Entries provided:
--- begin ---
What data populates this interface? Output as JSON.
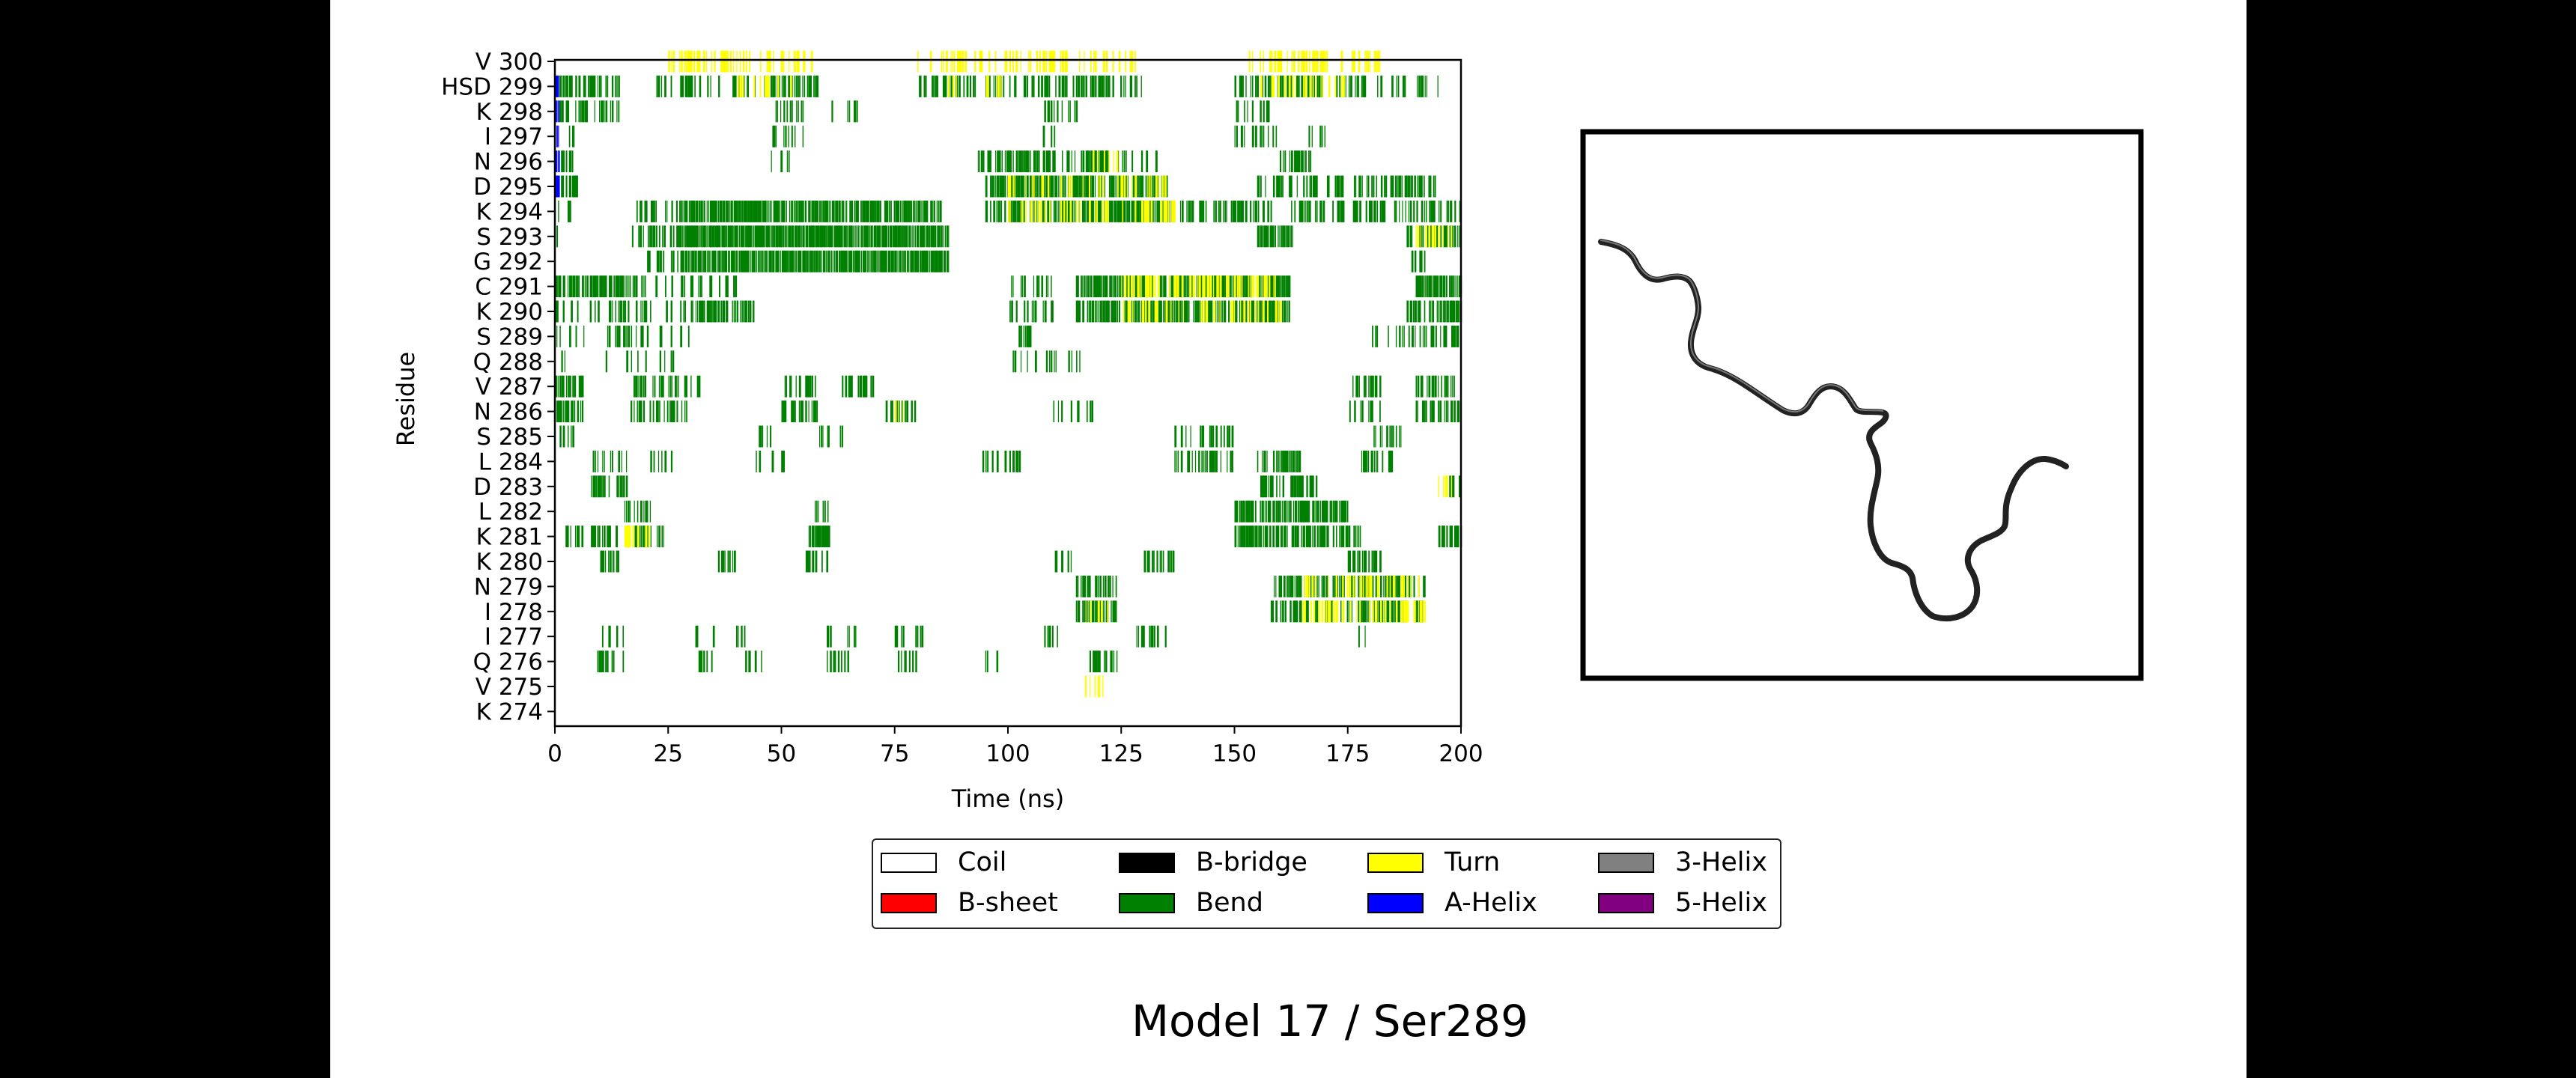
{
  "page_title": "Model 17 / Ser289",
  "chart_data": {
    "type": "heatmap",
    "title": "",
    "xlabel": "Time (ns)",
    "ylabel": "Residue",
    "xlim": [
      0,
      200
    ],
    "xticks": [
      "0",
      "25",
      "50",
      "75",
      "100",
      "125",
      "150",
      "175",
      "200"
    ],
    "residues": [
      "K 274",
      "V 275",
      "Q 276",
      "I 277",
      "I 278",
      "N 279",
      "K 280",
      "K 281",
      "L 282",
      "D 283",
      "L 284",
      "S 285",
      "N 286",
      "V 287",
      "Q 288",
      "S 289",
      "K 290",
      "C 291",
      "G 292",
      "S 293",
      "K 294",
      "D 295",
      "N 296",
      "I 297",
      "K 298",
      "HSD 299",
      "V 300"
    ],
    "legend_placement": "below",
    "legend": [
      {
        "label": "Coil",
        "color": "#ffffff"
      },
      {
        "label": "B-bridge",
        "color": "#000000"
      },
      {
        "label": "Turn",
        "color": "#ffff00"
      },
      {
        "label": "3-Helix",
        "color": "#808080"
      },
      {
        "label": "B-sheet",
        "color": "#ff0000"
      },
      {
        "label": "Bend",
        "color": "#008000"
      },
      {
        "label": "A-Helix",
        "color": "#0000ff"
      },
      {
        "label": "5-Helix",
        "color": "#800080"
      }
    ],
    "segments": [
      {
        "residue": "V 300",
        "intervals": [
          [
            25,
            57,
            "T",
            0.4
          ],
          [
            80,
            128,
            "T",
            0.4
          ],
          [
            150,
            182,
            "T",
            0.4
          ]
        ]
      },
      {
        "residue": "HSD 299",
        "intervals": [
          [
            0,
            1,
            "H",
            1
          ],
          [
            1,
            14,
            "B",
            0.6
          ],
          [
            21,
            58,
            "B",
            0.5
          ],
          [
            80,
            130,
            "B",
            0.5
          ],
          [
            150,
            195,
            "B",
            0.5
          ],
          [
            40,
            52,
            "T",
            0.3
          ],
          [
            85,
            100,
            "T",
            0.3
          ],
          [
            155,
            175,
            "T",
            0.3
          ]
        ]
      },
      {
        "residue": "K 298",
        "intervals": [
          [
            0,
            1,
            "H",
            1
          ],
          [
            1,
            14,
            "B",
            0.6
          ],
          [
            48,
            55,
            "B",
            0.6
          ],
          [
            60,
            67,
            "B",
            0.4
          ],
          [
            108,
            115,
            "B",
            0.5
          ],
          [
            150,
            158,
            "B",
            0.5
          ]
        ]
      },
      {
        "residue": "I 297",
        "intervals": [
          [
            0,
            1,
            "H",
            1
          ],
          [
            1,
            5,
            "B",
            0.4
          ],
          [
            48,
            55,
            "B",
            0.6
          ],
          [
            107,
            112,
            "B",
            0.4
          ],
          [
            150,
            160,
            "B",
            0.4
          ],
          [
            166,
            170,
            "B",
            0.4
          ]
        ]
      },
      {
        "residue": "N 296",
        "intervals": [
          [
            0,
            1,
            "H",
            1
          ],
          [
            1,
            5,
            "B",
            0.5
          ],
          [
            47,
            52,
            "B",
            0.3
          ],
          [
            93,
            133,
            "B",
            0.6
          ],
          [
            160,
            167,
            "B",
            0.6
          ],
          [
            118,
            125,
            "T",
            0.3
          ]
        ]
      },
      {
        "residue": "D 295",
        "intervals": [
          [
            0,
            1,
            "H",
            1
          ],
          [
            1,
            5,
            "B",
            0.5
          ],
          [
            95,
            135,
            "B",
            0.85
          ],
          [
            100,
            135,
            "T",
            0.4
          ],
          [
            155,
            195,
            "B",
            0.5
          ]
        ]
      },
      {
        "residue": "K 294",
        "intervals": [
          [
            0,
            4,
            "B",
            0.3
          ],
          [
            18,
            30,
            "B",
            0.5
          ],
          [
            30,
            85,
            "B",
            0.9
          ],
          [
            95,
            137,
            "B",
            0.85
          ],
          [
            100,
            137,
            "T",
            0.45
          ],
          [
            138,
            200,
            "B",
            0.55
          ]
        ]
      },
      {
        "residue": "S 293",
        "intervals": [
          [
            0,
            2,
            "B",
            0.3
          ],
          [
            17,
            28,
            "B",
            0.5
          ],
          [
            28,
            87,
            "B",
            1.0
          ],
          [
            155,
            163,
            "B",
            0.9
          ],
          [
            188,
            200,
            "B",
            0.7
          ],
          [
            190,
            198,
            "T",
            0.35
          ]
        ]
      },
      {
        "residue": "G 292",
        "intervals": [
          [
            0,
            2,
            "B",
            0.3
          ],
          [
            20,
            28,
            "B",
            0.5
          ],
          [
            28,
            87,
            "B",
            1.0
          ],
          [
            188,
            192,
            "B",
            0.4
          ]
        ]
      },
      {
        "residue": "C 291",
        "intervals": [
          [
            0,
            18,
            "B",
            0.85
          ],
          [
            18,
            40,
            "B",
            0.3
          ],
          [
            100,
            110,
            "B",
            0.5
          ],
          [
            115,
            162,
            "B",
            0.85
          ],
          [
            125,
            160,
            "T",
            0.45
          ],
          [
            190,
            200,
            "B",
            0.9
          ]
        ]
      },
      {
        "residue": "K 290",
        "intervals": [
          [
            0,
            30,
            "B",
            0.35
          ],
          [
            30,
            44,
            "B",
            0.8
          ],
          [
            100,
            110,
            "B",
            0.5
          ],
          [
            115,
            162,
            "B",
            0.85
          ],
          [
            125,
            160,
            "T",
            0.4
          ],
          [
            188,
            200,
            "B",
            0.8
          ]
        ]
      },
      {
        "residue": "S 289",
        "intervals": [
          [
            0,
            30,
            "B",
            0.3
          ],
          [
            102,
            105,
            "B",
            0.5
          ],
          [
            180,
            200,
            "B",
            0.4
          ]
        ]
      },
      {
        "residue": "Q 288",
        "intervals": [
          [
            0,
            28,
            "B",
            0.2
          ],
          [
            100,
            116,
            "B",
            0.3
          ]
        ]
      },
      {
        "residue": "V 287",
        "intervals": [
          [
            0,
            6,
            "B",
            0.6
          ],
          [
            17,
            32,
            "B",
            0.5
          ],
          [
            50,
            58,
            "B",
            0.5
          ],
          [
            63,
            71,
            "B",
            0.6
          ],
          [
            175,
            182,
            "B",
            0.6
          ],
          [
            190,
            200,
            "B",
            0.6
          ]
        ]
      },
      {
        "residue": "N 286",
        "intervals": [
          [
            0,
            6,
            "B",
            0.8
          ],
          [
            16,
            30,
            "B",
            0.4
          ],
          [
            50,
            58,
            "B",
            0.5
          ],
          [
            73,
            80,
            "B",
            0.6
          ],
          [
            75,
            78,
            "T",
            0.5
          ],
          [
            110,
            120,
            "B",
            0.4
          ],
          [
            175,
            182,
            "B",
            0.5
          ],
          [
            190,
            200,
            "B",
            0.6
          ]
        ]
      },
      {
        "residue": "S 285",
        "intervals": [
          [
            0,
            4,
            "B",
            0.3
          ],
          [
            45,
            52,
            "B",
            0.4
          ],
          [
            58,
            65,
            "B",
            0.5
          ],
          [
            135,
            150,
            "B",
            0.4
          ],
          [
            180,
            187,
            "B",
            0.5
          ]
        ]
      },
      {
        "residue": "L 284",
        "intervals": [
          [
            8,
            16,
            "B",
            0.6
          ],
          [
            20,
            26,
            "B",
            0.3
          ],
          [
            44,
            52,
            "B",
            0.4
          ],
          [
            94,
            104,
            "B",
            0.3
          ],
          [
            135,
            150,
            "B",
            0.5
          ],
          [
            155,
            165,
            "B",
            0.6
          ],
          [
            178,
            185,
            "B",
            0.5
          ]
        ]
      },
      {
        "residue": "D 283",
        "intervals": [
          [
            8,
            16,
            "B",
            0.6
          ],
          [
            155,
            168,
            "B",
            0.7
          ],
          [
            196,
            200,
            "B",
            0.5
          ],
          [
            195,
            198,
            "T",
            0.5
          ]
        ]
      },
      {
        "residue": "L 282",
        "intervals": [
          [
            15,
            22,
            "B",
            0.6
          ],
          [
            57,
            61,
            "B",
            0.7
          ],
          [
            150,
            175,
            "B",
            0.85
          ]
        ]
      },
      {
        "residue": "K 281",
        "intervals": [
          [
            2,
            12,
            "B",
            0.5
          ],
          [
            12,
            24,
            "B",
            0.5
          ],
          [
            15,
            22,
            "T",
            0.4
          ],
          [
            56,
            61,
            "B",
            0.7
          ],
          [
            150,
            178,
            "B",
            0.8
          ],
          [
            195,
            200,
            "B",
            0.8
          ]
        ]
      },
      {
        "residue": "K 280",
        "intervals": [
          [
            10,
            14,
            "B",
            0.7
          ],
          [
            36,
            40,
            "B",
            0.8
          ],
          [
            55,
            60,
            "B",
            0.5
          ],
          [
            110,
            115,
            "B",
            0.4
          ],
          [
            130,
            137,
            "B",
            0.5
          ],
          [
            175,
            182,
            "B",
            0.6
          ]
        ]
      },
      {
        "residue": "N 279",
        "intervals": [
          [
            115,
            124,
            "B",
            0.7
          ],
          [
            158,
            192,
            "B",
            0.7
          ],
          [
            165,
            192,
            "T",
            0.5
          ]
        ]
      },
      {
        "residue": "I 278",
        "intervals": [
          [
            115,
            124,
            "B",
            0.8
          ],
          [
            117,
            122,
            "T",
            0.4
          ],
          [
            158,
            192,
            "B",
            0.7
          ],
          [
            165,
            192,
            "T",
            0.5
          ]
        ]
      },
      {
        "residue": "I 277",
        "intervals": [
          [
            9,
            15,
            "B",
            0.4
          ],
          [
            31,
            35,
            "B",
            0.4
          ],
          [
            40,
            45,
            "B",
            0.4
          ],
          [
            60,
            67,
            "B",
            0.4
          ],
          [
            75,
            81,
            "B",
            0.5
          ],
          [
            108,
            112,
            "B",
            0.4
          ],
          [
            128,
            135,
            "B",
            0.4
          ],
          [
            177,
            180,
            "B",
            0.4
          ]
        ]
      },
      {
        "residue": "Q 276",
        "intervals": [
          [
            9,
            15,
            "B",
            0.4
          ],
          [
            31,
            35,
            "B",
            0.4
          ],
          [
            42,
            46,
            "B",
            0.5
          ],
          [
            60,
            66,
            "B",
            0.4
          ],
          [
            75,
            80,
            "B",
            0.5
          ],
          [
            118,
            124,
            "B",
            0.8
          ],
          [
            95,
            98,
            "B",
            0.3
          ]
        ]
      },
      {
        "residue": "V 275",
        "intervals": [
          [
            117,
            121,
            "T",
            0.5
          ]
        ]
      },
      {
        "residue": "K 274",
        "intervals": []
      }
    ],
    "secondary_structure_codes": {
      "H": "A-Helix",
      "B": "Bend",
      "T": "Turn"
    }
  }
}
--- end ---
Look through the entries above and count each line holding "Helix"; report the count alone.

4